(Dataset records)
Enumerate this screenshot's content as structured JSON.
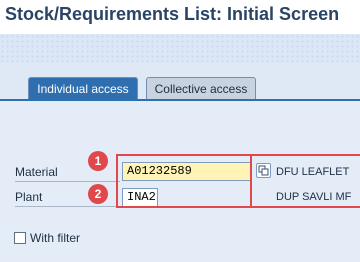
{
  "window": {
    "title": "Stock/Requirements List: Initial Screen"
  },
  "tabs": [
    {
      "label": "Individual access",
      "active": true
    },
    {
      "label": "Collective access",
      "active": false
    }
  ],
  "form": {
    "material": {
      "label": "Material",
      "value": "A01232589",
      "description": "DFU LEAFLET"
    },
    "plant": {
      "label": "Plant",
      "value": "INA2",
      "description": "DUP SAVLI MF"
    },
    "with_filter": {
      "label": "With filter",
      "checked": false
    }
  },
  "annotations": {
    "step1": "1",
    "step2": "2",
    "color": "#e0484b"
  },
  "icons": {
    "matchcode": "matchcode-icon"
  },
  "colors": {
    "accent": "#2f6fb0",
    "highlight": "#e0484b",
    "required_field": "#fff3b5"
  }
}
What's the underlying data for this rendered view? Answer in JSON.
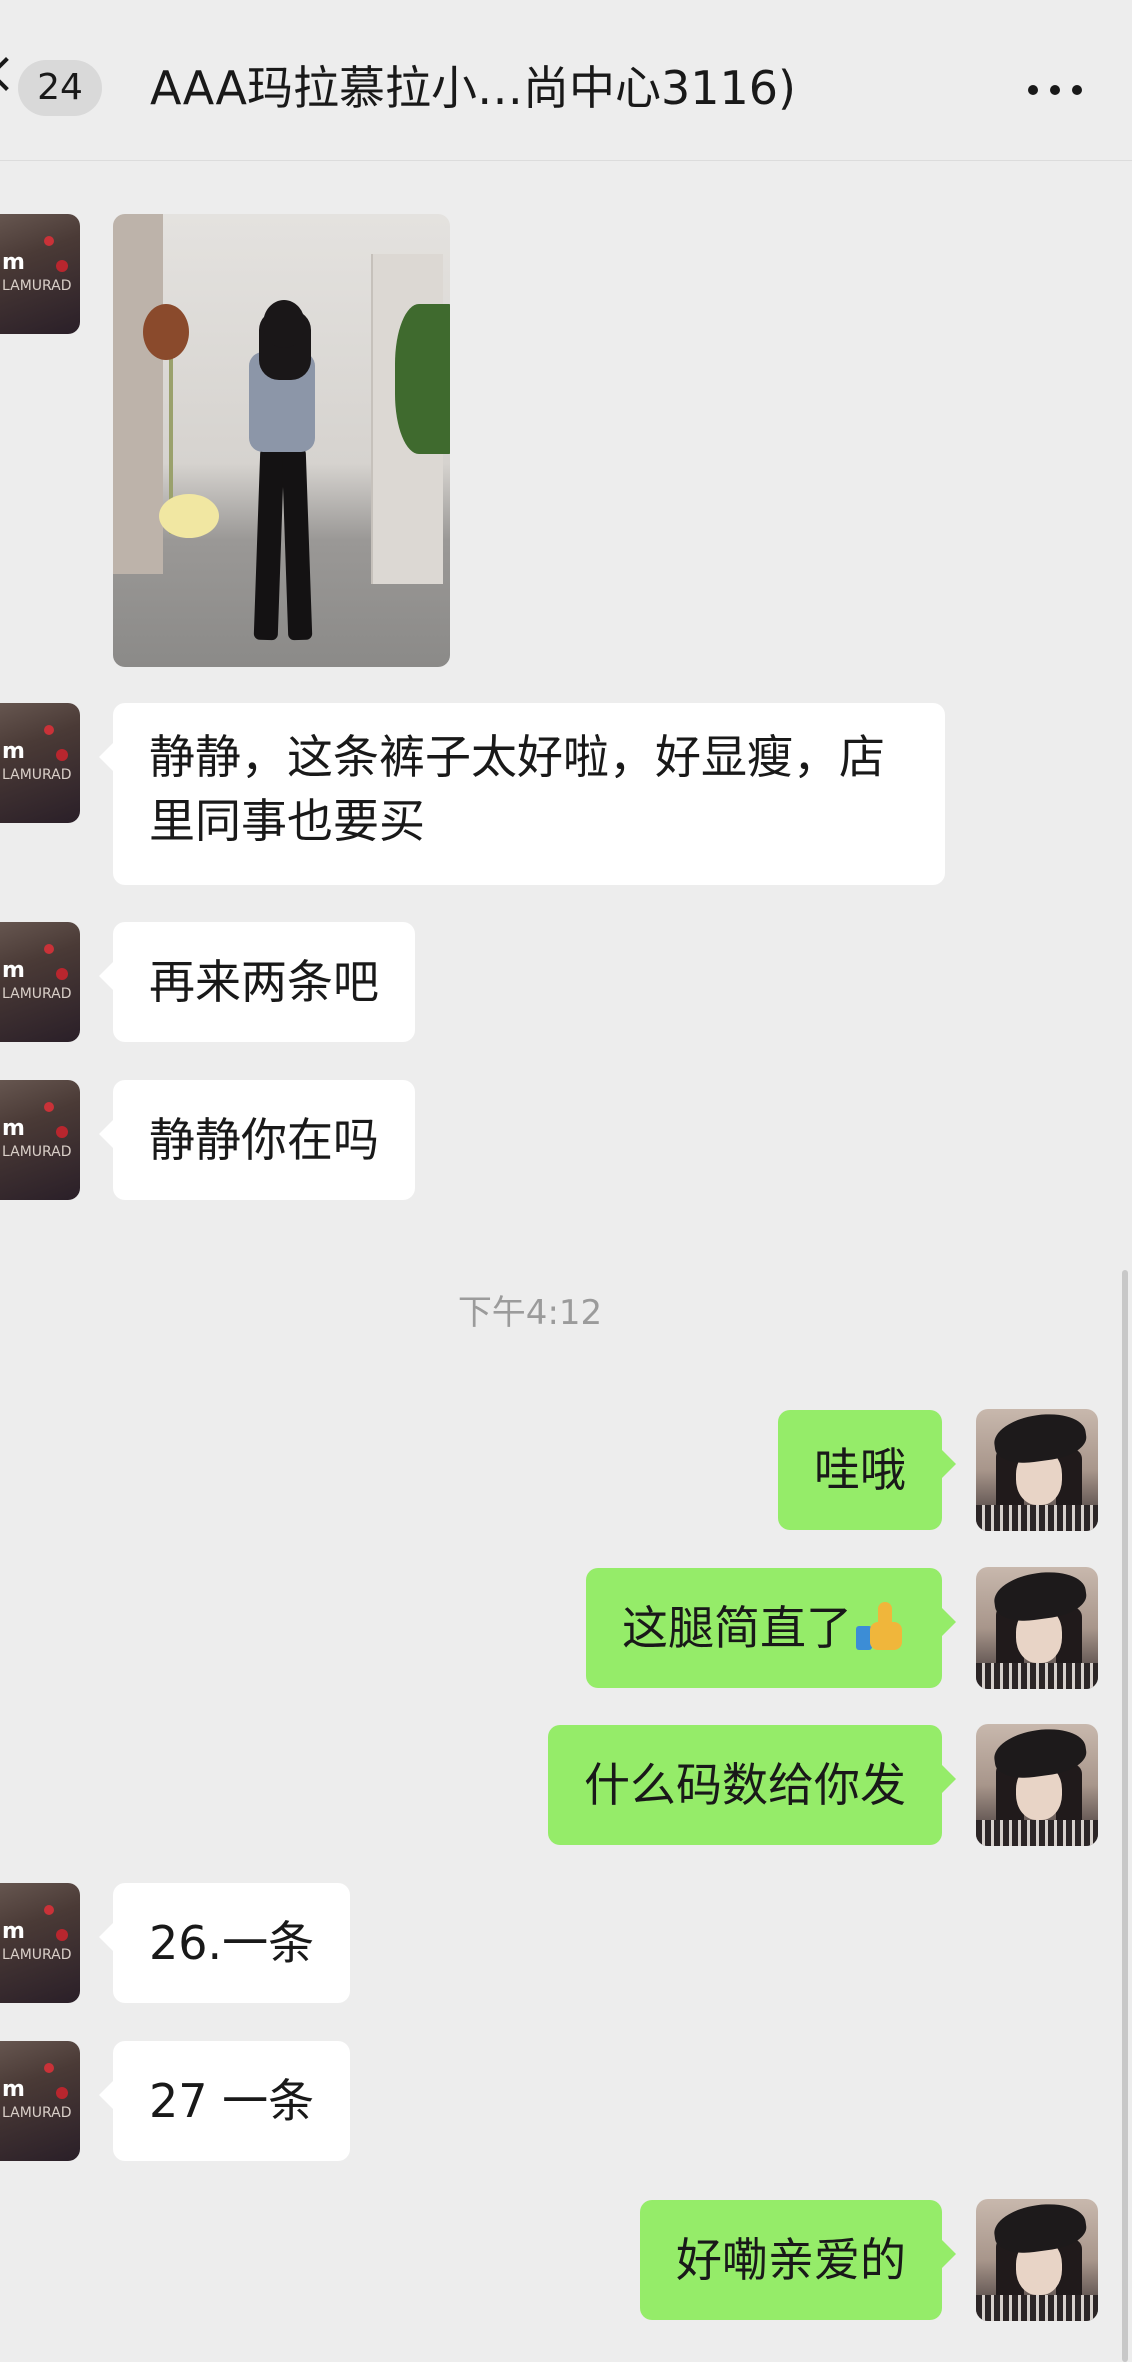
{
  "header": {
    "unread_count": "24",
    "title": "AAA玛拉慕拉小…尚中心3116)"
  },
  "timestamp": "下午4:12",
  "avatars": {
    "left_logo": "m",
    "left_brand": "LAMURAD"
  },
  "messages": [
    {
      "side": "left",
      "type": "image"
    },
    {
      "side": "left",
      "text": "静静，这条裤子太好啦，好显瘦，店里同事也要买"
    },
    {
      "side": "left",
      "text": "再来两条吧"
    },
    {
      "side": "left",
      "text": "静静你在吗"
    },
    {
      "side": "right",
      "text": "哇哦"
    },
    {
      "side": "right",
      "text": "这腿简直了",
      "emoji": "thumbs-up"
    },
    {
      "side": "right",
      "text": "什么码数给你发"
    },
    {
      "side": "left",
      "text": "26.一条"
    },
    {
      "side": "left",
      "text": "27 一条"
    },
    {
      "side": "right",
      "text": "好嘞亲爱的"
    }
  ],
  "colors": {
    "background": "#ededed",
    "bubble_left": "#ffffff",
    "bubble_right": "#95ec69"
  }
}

Given instruction:
Copy every line above that holds the word "JSON".

Solved exercise:
Enumerate this screenshot's content as structured JSON.
What's the underlying data for this rendered view? Answer in JSON.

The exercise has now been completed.